GIVEN PROBLEM:
Look through the lines below and extract any with the word "type".

DATA IN THIS EXERCISE:
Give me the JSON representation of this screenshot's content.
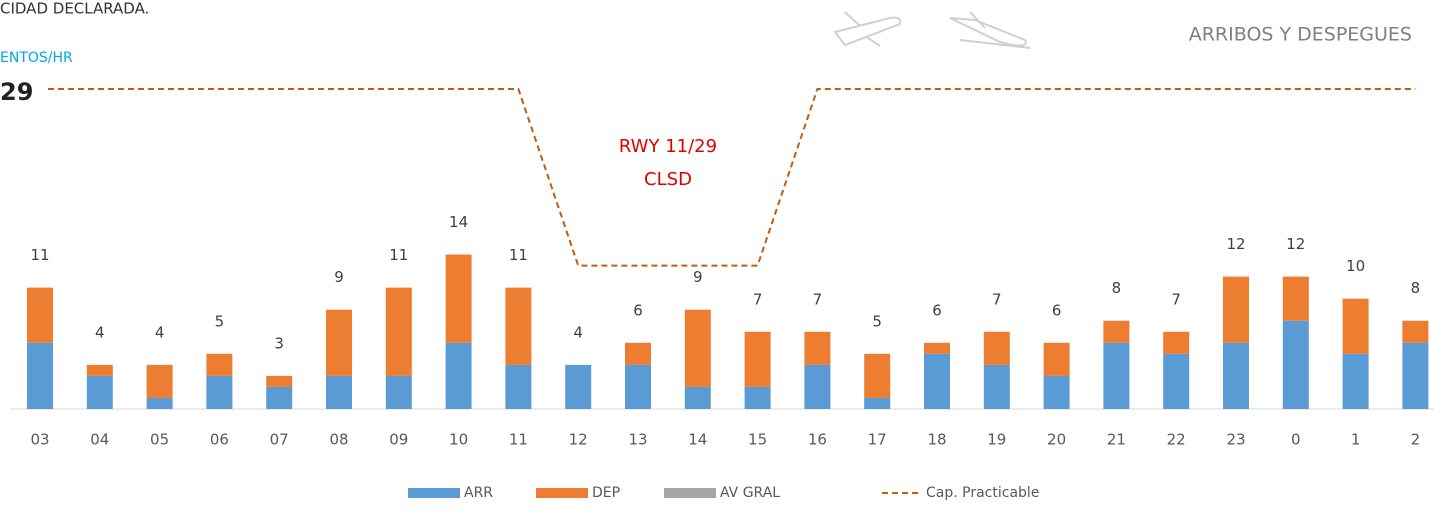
{
  "header": {
    "left_title": "CIDAD DECLARADA.",
    "unit": "ENTOS/HR",
    "right_title": "ARRIBOS Y DESPEGUES"
  },
  "chart_data": {
    "type": "bar",
    "categories": [
      "03",
      "04",
      "05",
      "06",
      "07",
      "08",
      "09",
      "10",
      "11",
      "12",
      "13",
      "14",
      "15",
      "16",
      "17",
      "18",
      "19",
      "20",
      "21",
      "22",
      "23",
      "0",
      "1",
      "2"
    ],
    "series": [
      {
        "name": "ARR",
        "color": "#5b9bd5",
        "values": [
          6,
          3,
          1,
          3,
          2,
          3,
          3,
          6,
          4,
          4,
          4,
          2,
          2,
          4,
          1,
          5,
          4,
          3,
          6,
          5,
          6,
          8,
          5,
          6
        ]
      },
      {
        "name": "DEP",
        "color": "#ed7d31",
        "values": [
          5,
          1,
          3,
          2,
          1,
          6,
          8,
          8,
          7,
          0,
          2,
          7,
          5,
          3,
          4,
          1,
          3,
          3,
          2,
          2,
          6,
          4,
          5,
          2
        ]
      },
      {
        "name": "AV GRAL",
        "color": "#a5a5a5",
        "values": [
          0,
          0,
          0,
          0,
          0,
          0,
          0,
          0,
          0,
          0,
          0,
          0,
          0,
          0,
          0,
          0,
          0,
          0,
          0,
          0,
          0,
          0,
          0,
          0
        ]
      },
      {
        "name": "Cap. Practicable",
        "color": "#c55a11",
        "style": "dashed",
        "values": [
          29,
          29,
          29,
          29,
          29,
          29,
          29,
          29,
          29,
          13,
          13,
          13,
          13,
          29,
          29,
          29,
          29,
          29,
          29,
          29,
          29,
          29,
          29,
          29
        ]
      }
    ],
    "totals": [
      11,
      4,
      4,
      5,
      3,
      9,
      11,
      14,
      11,
      4,
      6,
      9,
      7,
      7,
      5,
      6,
      7,
      6,
      8,
      7,
      12,
      12,
      10,
      8
    ],
    "annotation": [
      "RWY 11/29",
      "CLSD"
    ],
    "ylim": [
      0,
      30
    ]
  }
}
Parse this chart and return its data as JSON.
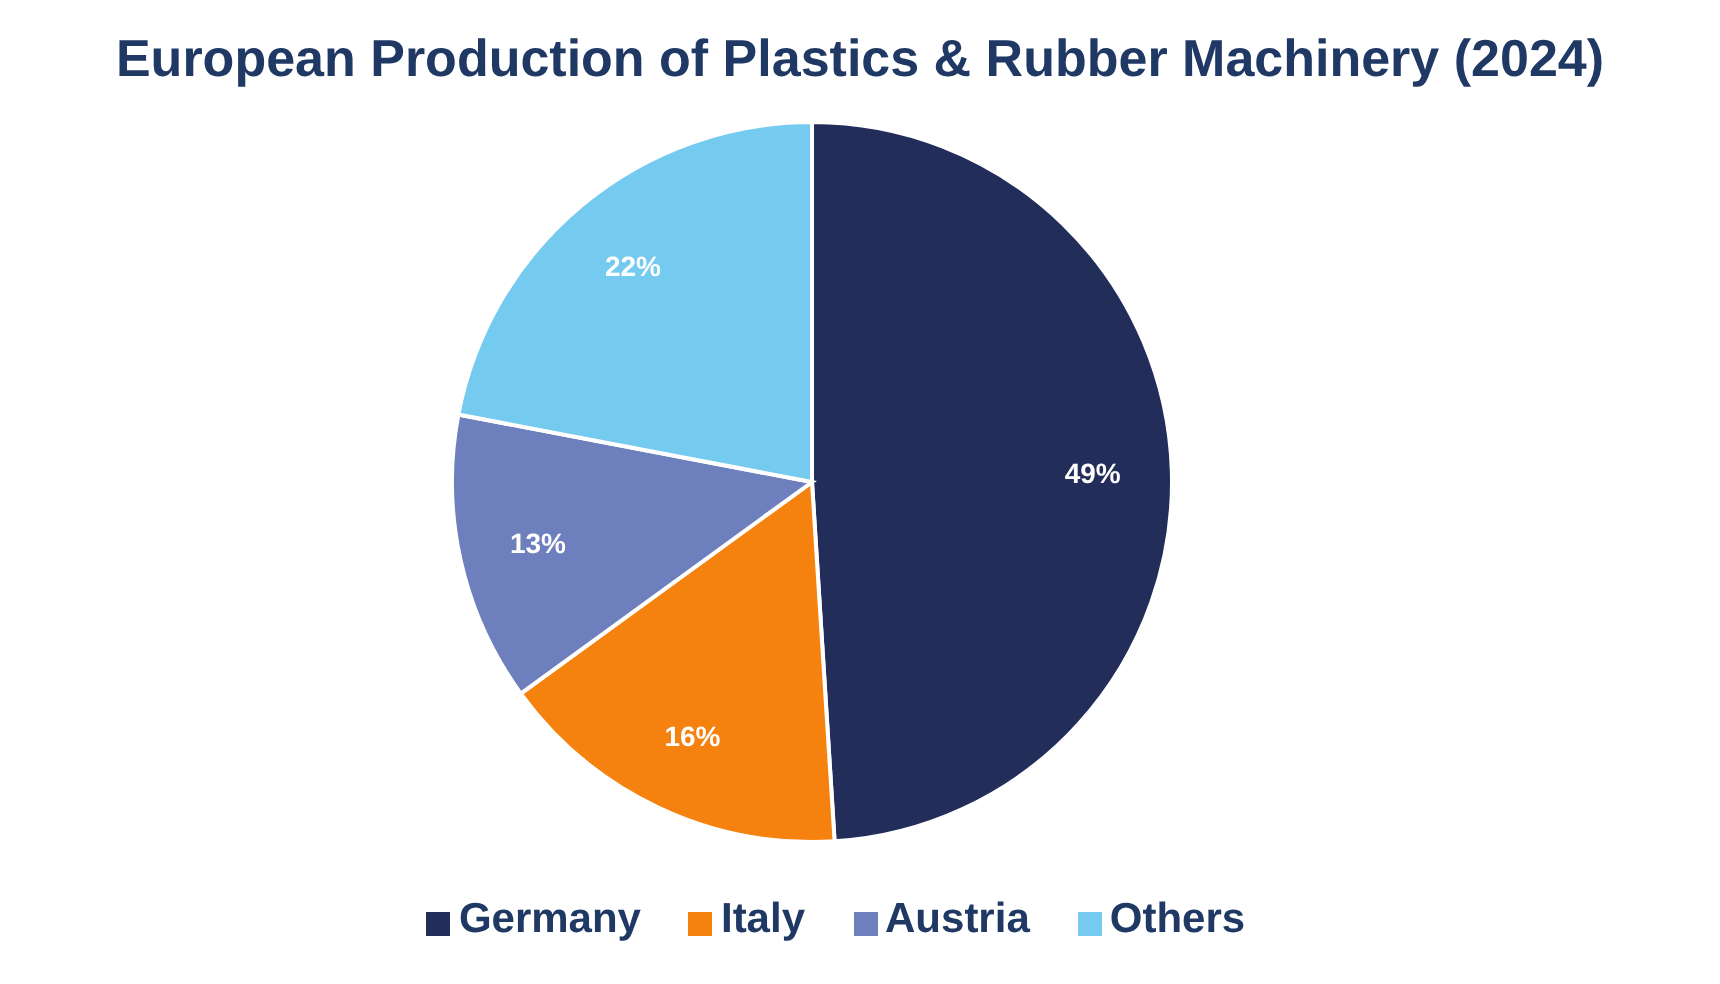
{
  "chart_data": {
    "type": "pie",
    "title": "European Production of Plastics & Rubber Machinery (2024)",
    "categories": [
      "Germany",
      "Italy",
      "Austria",
      "Others"
    ],
    "values": [
      49,
      16,
      13,
      22
    ],
    "colors": [
      "#222d5a",
      "#f5820f",
      "#6e7fbd",
      "#75caf0"
    ],
    "value_labels": [
      "49%",
      "16%",
      "13%",
      "22%"
    ],
    "legend": "bottom"
  }
}
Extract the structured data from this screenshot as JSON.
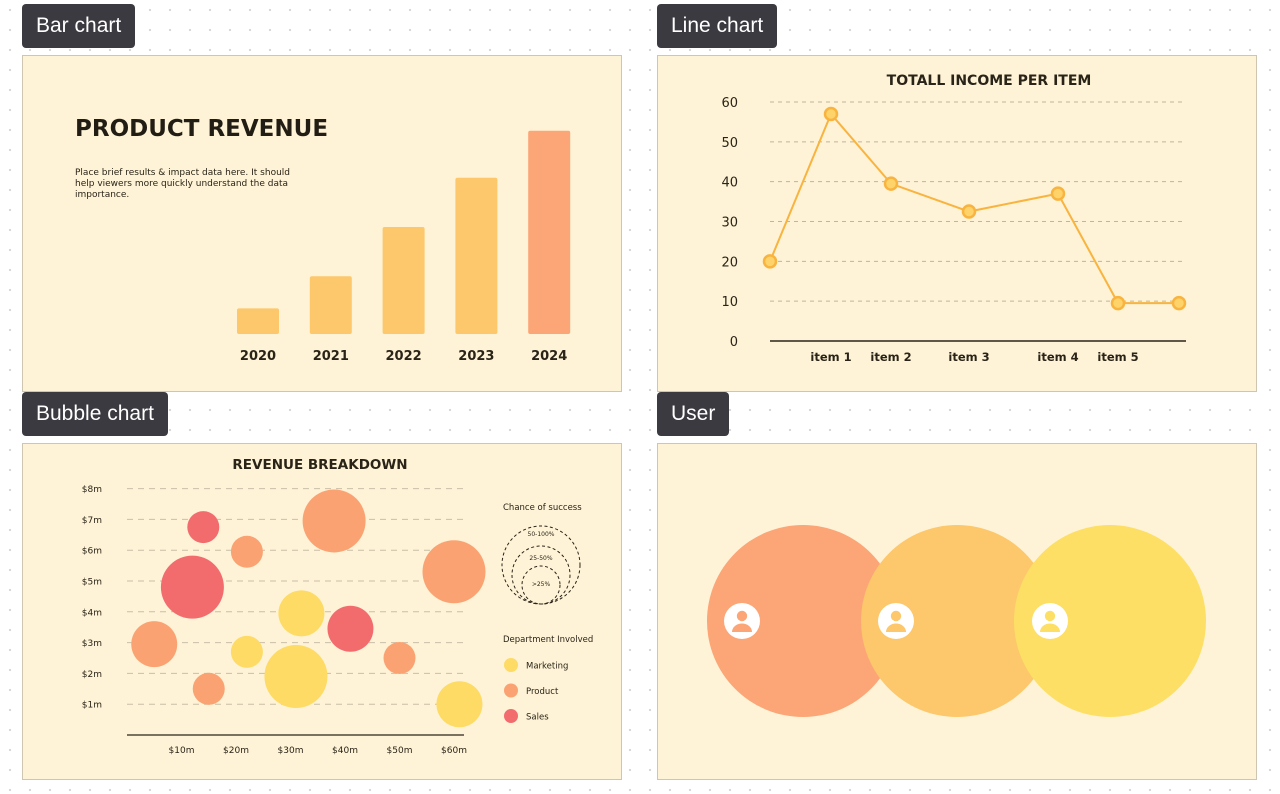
{
  "tabs": {
    "bar": "Bar chart",
    "line": "Line chart",
    "bubble": "Bubble chart",
    "user": "User"
  },
  "bar_card": {
    "title": "PRODUCT REVENUE",
    "description": "Place brief results & impact data here. It should help viewers more quickly understand the data importance."
  },
  "chart_data": [
    {
      "type": "bar",
      "title": "PRODUCT REVENUE",
      "categories": [
        "2020",
        "2021",
        "2022",
        "2023",
        "2024"
      ],
      "values": [
        12,
        27,
        50,
        73,
        95
      ],
      "colors": [
        "#fdc76b",
        "#fdc76b",
        "#fdc76b",
        "#fdc76b",
        "#fca577"
      ],
      "ylim": [
        0,
        100
      ],
      "grid": false
    },
    {
      "type": "line",
      "title": "TOTALL INCOME PER ITEM",
      "x_labels": [
        "",
        "item 1",
        "item 2",
        "item 3",
        "item 4",
        "item 5",
        ""
      ],
      "values": [
        20,
        57,
        39.5,
        32.5,
        37,
        9.5,
        9.5
      ],
      "y_ticks": [
        0,
        10,
        20,
        30,
        40,
        50,
        60
      ],
      "ylim": [
        0,
        60
      ],
      "color": "#f9b33f",
      "grid": true
    },
    {
      "type": "scatter",
      "title": "REVENUE BREAKDOWN",
      "x_ticks": [
        "$10m",
        "$20m",
        "$30m",
        "$40m",
        "$50m",
        "$60m"
      ],
      "y_ticks": [
        "$1m",
        "$2m",
        "$3m",
        "$4m",
        "$5m",
        "$6m",
        "$7m",
        "$8m"
      ],
      "xlim": [
        0,
        65
      ],
      "ylim": [
        0,
        8
      ],
      "points": [
        {
          "x": 14,
          "y": 6.75,
          "size": 1,
          "dept": "Sales"
        },
        {
          "x": 22,
          "y": 5.95,
          "size": 1,
          "dept": "Product"
        },
        {
          "x": 38,
          "y": 6.95,
          "size": 3,
          "dept": "Product"
        },
        {
          "x": 60,
          "y": 5.3,
          "size": 3,
          "dept": "Product"
        },
        {
          "x": 12,
          "y": 4.8,
          "size": 3,
          "dept": "Sales"
        },
        {
          "x": 32,
          "y": 3.95,
          "size": 2,
          "dept": "Marketing"
        },
        {
          "x": 41,
          "y": 3.45,
          "size": 2,
          "dept": "Sales"
        },
        {
          "x": 5,
          "y": 2.95,
          "size": 2,
          "dept": "Product"
        },
        {
          "x": 22,
          "y": 2.7,
          "size": 1,
          "dept": "Marketing"
        },
        {
          "x": 50,
          "y": 2.5,
          "size": 1,
          "dept": "Product"
        },
        {
          "x": 31,
          "y": 1.9,
          "size": 3,
          "dept": "Marketing"
        },
        {
          "x": 15,
          "y": 1.5,
          "size": 1,
          "dept": "Product"
        },
        {
          "x": 61,
          "y": 1,
          "size": 2,
          "dept": "Marketing"
        }
      ],
      "size_legend_title": "Chance of success",
      "size_legend": [
        ">25%",
        "25-50%",
        "50-100%"
      ],
      "color_legend_title": "Department Involved",
      "departments": [
        {
          "name": "Marketing",
          "color": "#fddb65"
        },
        {
          "name": "Product",
          "color": "#fba273"
        },
        {
          "name": "Sales",
          "color": "#f26c6e"
        }
      ]
    }
  ],
  "user_card": {
    "circles": [
      {
        "color": "#fca577",
        "icon": "user-icon"
      },
      {
        "color": "#fdc76b",
        "icon": "user-icon"
      },
      {
        "color": "#fddf66",
        "icon": "user-icon"
      }
    ]
  }
}
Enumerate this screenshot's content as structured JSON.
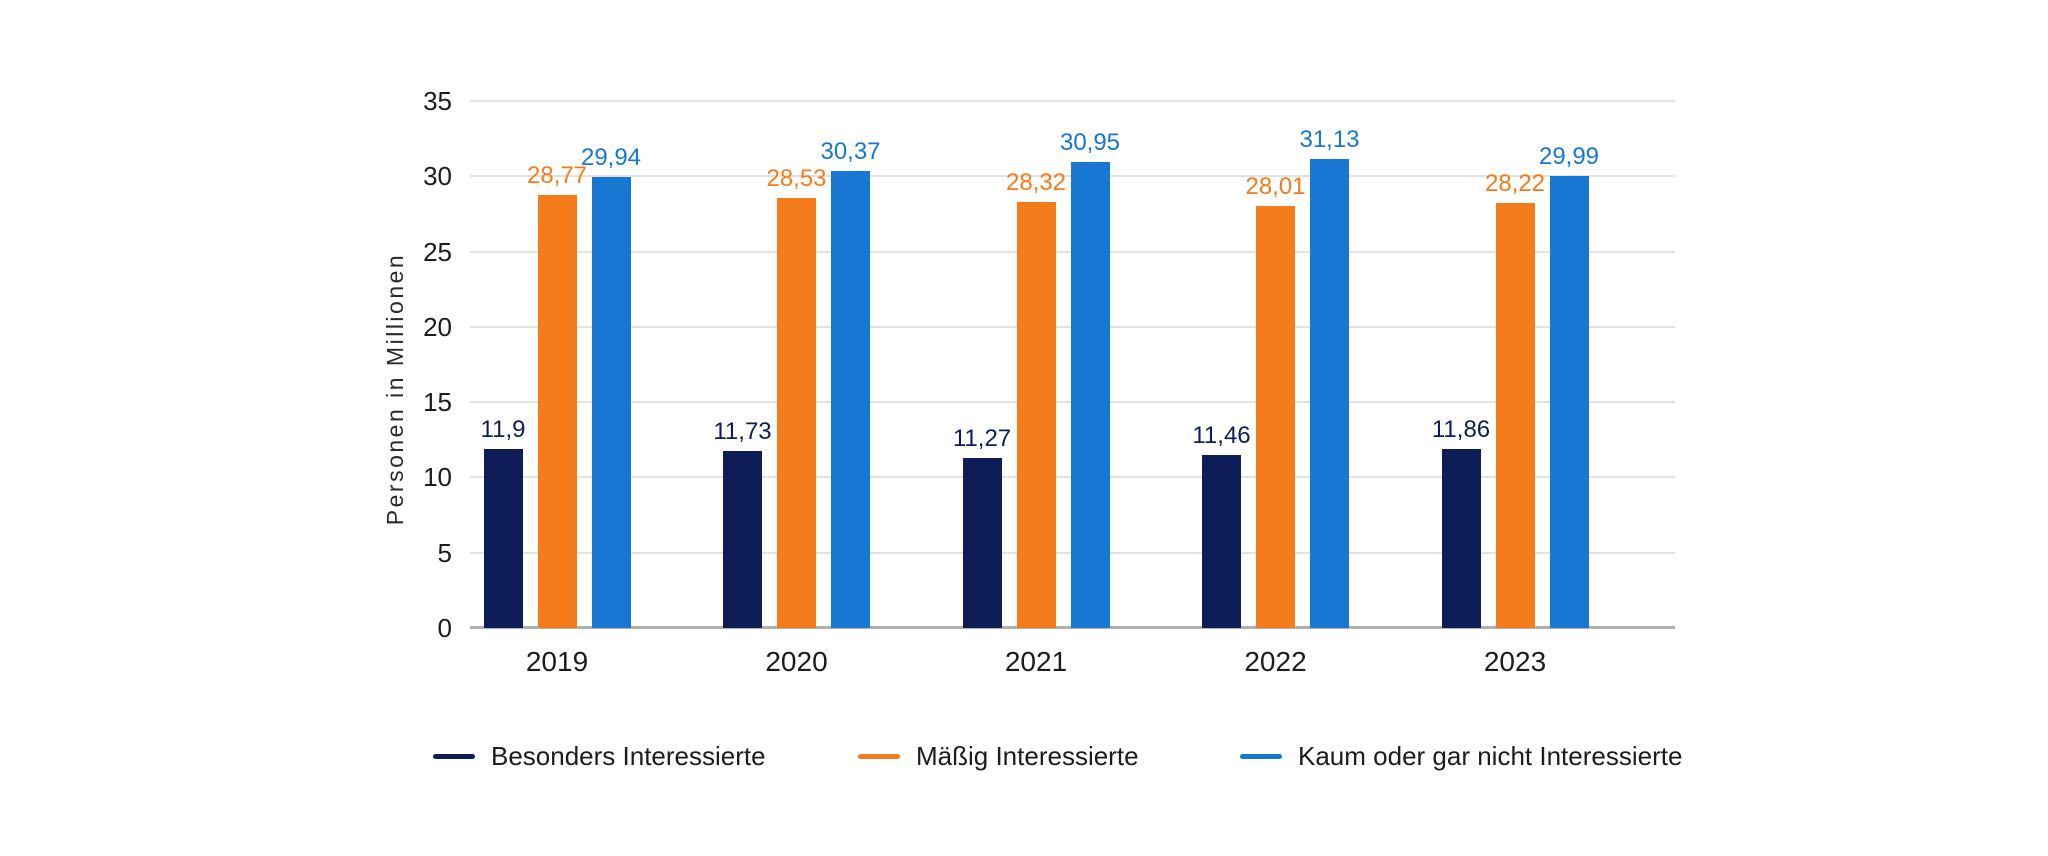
{
  "figure": {
    "background": "#ffffff"
  },
  "chart_data": {
    "type": "bar",
    "title": "",
    "ylabel": "Personen in Millionen",
    "xlabel": "",
    "categories": [
      "2019",
      "2020",
      "2021",
      "2022",
      "2023"
    ],
    "series": [
      {
        "name": "Besonders Interessierte",
        "color": "#0e1d58",
        "values": [
          11.9,
          11.73,
          11.27,
          11.46,
          11.86
        ],
        "value_labels": [
          "11,9",
          "11,73",
          "11,27",
          "11,46",
          "11,86"
        ]
      },
      {
        "name": "Mäßig Interessierte",
        "color": "#f57c1a",
        "values": [
          28.77,
          28.53,
          28.32,
          28.01,
          28.22
        ],
        "value_labels": [
          "28,77",
          "28,53",
          "28,32",
          "28,01",
          "28,22"
        ]
      },
      {
        "name": "Kaum oder gar nicht Interessierte",
        "color": "#1777d3",
        "values": [
          29.94,
          30.37,
          30.95,
          31.13,
          29.99
        ],
        "value_labels": [
          "29,94",
          "30,37",
          "30,95",
          "31,13",
          "29,99"
        ]
      }
    ],
    "ylim": [
      0,
      35
    ],
    "yticks": [
      0,
      5,
      10,
      15,
      20,
      25,
      30,
      35
    ],
    "grid": true,
    "gridline_color": "#e2e2e2",
    "axis_line_color": "#b0b0b0",
    "text_color": "#1c1c1c",
    "legend_position": "bottom",
    "decimal_separator": ","
  }
}
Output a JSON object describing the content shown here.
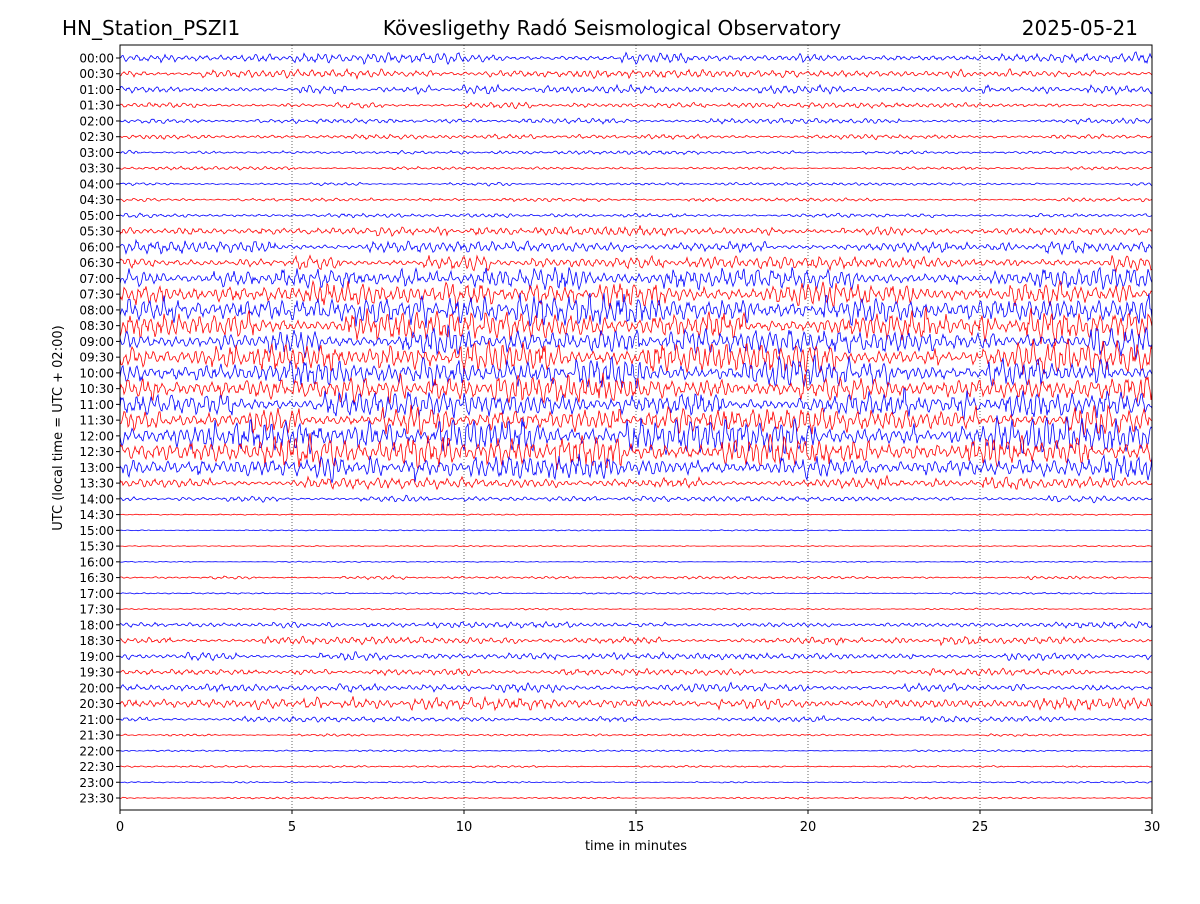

WRITTEN RESPONSE:
    "type": "bar",
    "type": "pie",
      "type": "bar",
      "type": "line",
      "type": "scatter",
    "type": "bar",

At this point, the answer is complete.